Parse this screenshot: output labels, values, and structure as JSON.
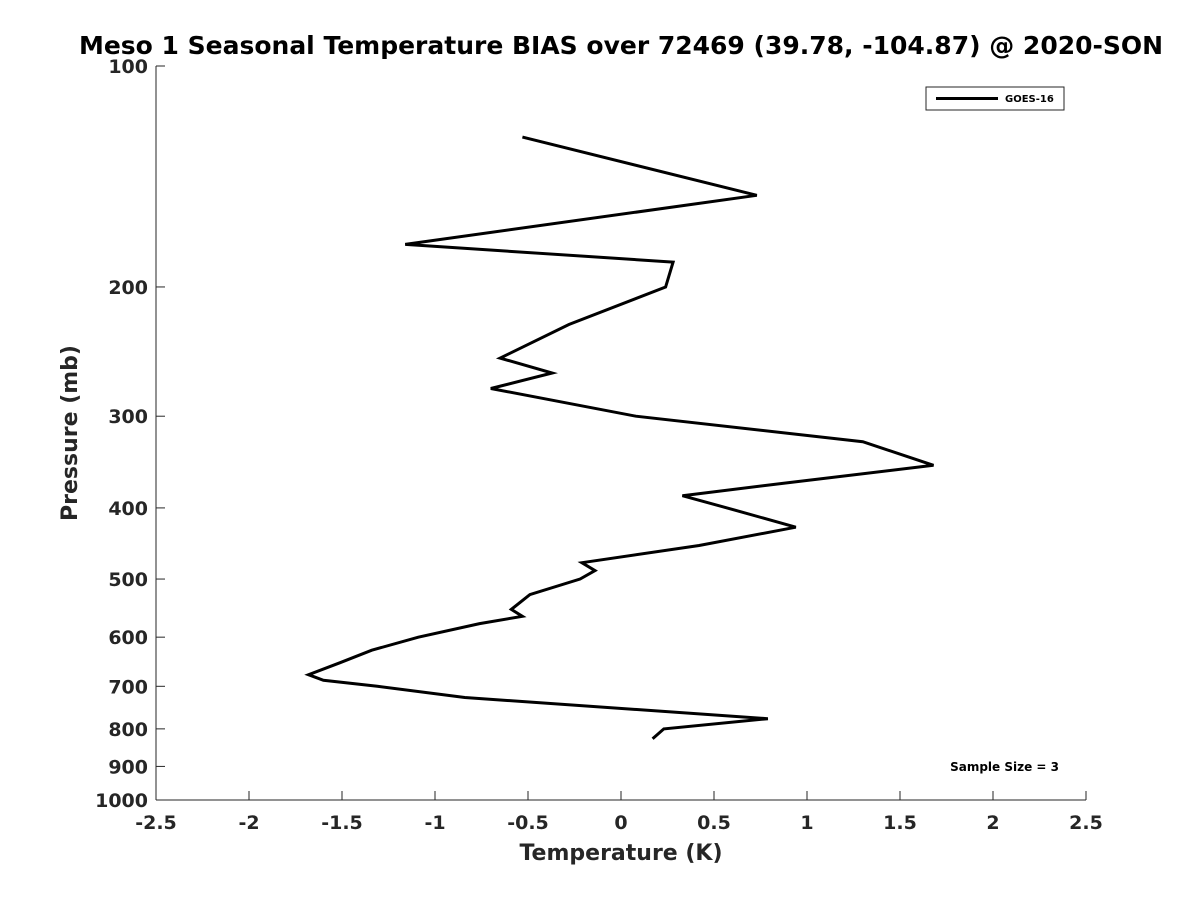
{
  "chart_data": {
    "type": "line",
    "title": "Meso 1 Seasonal Temperature BIAS over 72469 (39.78, -104.87) @ 2020-SON",
    "xlabel": "Temperature (K)",
    "ylabel": "Pressure (mb)",
    "xlim": [
      -2.5,
      2.5
    ],
    "ylim": [
      100,
      1000
    ],
    "yscale": "log",
    "y_reversed": true,
    "grid": false,
    "x_ticks": [
      -2.5,
      -2,
      -1.5,
      -1,
      -0.5,
      0,
      0.5,
      1,
      1.5,
      2,
      2.5
    ],
    "x_tick_labels": [
      "-2.5",
      "-2",
      "-1.5",
      "-1",
      "-0.5",
      "0",
      "0.5",
      "1",
      "1.5",
      "2",
      "2.5"
    ],
    "y_ticks": [
      100,
      200,
      300,
      400,
      500,
      600,
      700,
      800,
      900,
      1000
    ],
    "y_tick_labels": [
      "100",
      "200",
      "300",
      "400",
      "500",
      "600",
      "700",
      "800",
      "900",
      "1000"
    ],
    "legend": {
      "position": "top-right",
      "entries": [
        "GOES-16"
      ]
    },
    "annotation": "Sample Size = 3",
    "series": [
      {
        "name": "GOES-16",
        "color": "#000000",
        "x": [
          -0.53,
          0.73,
          -1.16,
          0.28,
          0.24,
          -0.28,
          -0.65,
          -0.37,
          -0.7,
          0.08,
          1.3,
          1.68,
          0.88,
          0.33,
          0.57,
          0.94,
          0.42,
          -0.21,
          -0.14,
          -0.22,
          -0.49,
          -0.59,
          -0.53,
          -0.76,
          -1.09,
          -1.34,
          -1.51,
          -1.68,
          -1.6,
          -1.31,
          -0.84,
          0.79,
          0.23,
          0.17
        ],
        "y": [
          125,
          150,
          175,
          185,
          200,
          225,
          250,
          262,
          275,
          300,
          325,
          350,
          370,
          385,
          400,
          425,
          450,
          475,
          487,
          500,
          525,
          550,
          562,
          575,
          600,
          625,
          650,
          675,
          687,
          700,
          725,
          775,
          800,
          825
        ]
      }
    ]
  }
}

:::::

CHALLENGE
Transcribe the whole listing exactly. Pictures are excluded.

EXERCISE OUTPUT
Parse this screenshot: output labels, values, and structure as JSON.
{
  "chart_data": {
    "type": "line",
    "title": "Meso 1 Seasonal Temperature BIAS over 72469 (39.78, -104.87) @ 2020-SON",
    "xlabel": "Temperature (K)",
    "ylabel": "Pressure (mb)",
    "xlim": [
      -2.5,
      2.5
    ],
    "ylim": [
      100,
      1000
    ],
    "yscale": "log",
    "y_reversed": true,
    "grid": false,
    "x_ticks": [
      -2.5,
      -2,
      -1.5,
      -1,
      -0.5,
      0,
      0.5,
      1,
      1.5,
      2,
      2.5
    ],
    "x_tick_labels": [
      "-2.5",
      "-2",
      "-1.5",
      "-1",
      "-0.5",
      "0",
      "0.5",
      "1",
      "1.5",
      "2",
      "2.5"
    ],
    "y_ticks": [
      100,
      200,
      300,
      400,
      500,
      600,
      700,
      800,
      900,
      1000
    ],
    "y_tick_labels": [
      "100",
      "200",
      "300",
      "400",
      "500",
      "600",
      "700",
      "800",
      "900",
      "1000"
    ],
    "legend": {
      "position": "top-right",
      "entries": [
        "GOES-16"
      ]
    },
    "annotation": "Sample Size = 3",
    "series": [
      {
        "name": "GOES-16",
        "color": "#000000",
        "x": [
          -0.53,
          0.73,
          -1.16,
          0.28,
          0.24,
          -0.28,
          -0.65,
          -0.37,
          -0.7,
          0.08,
          1.3,
          1.68,
          0.88,
          0.33,
          0.57,
          0.94,
          0.42,
          -0.21,
          -0.14,
          -0.22,
          -0.49,
          -0.59,
          -0.53,
          -0.76,
          -1.09,
          -1.34,
          -1.51,
          -1.68,
          -1.6,
          -1.31,
          -0.84,
          0.79,
          0.23,
          0.17
        ],
        "y": [
          125,
          150,
          175,
          185,
          200,
          225,
          250,
          262,
          275,
          300,
          325,
          350,
          370,
          385,
          400,
          425,
          450,
          475,
          487,
          500,
          525,
          550,
          562,
          575,
          600,
          625,
          650,
          675,
          687,
          700,
          725,
          775,
          800,
          825
        ]
      }
    ]
  }
}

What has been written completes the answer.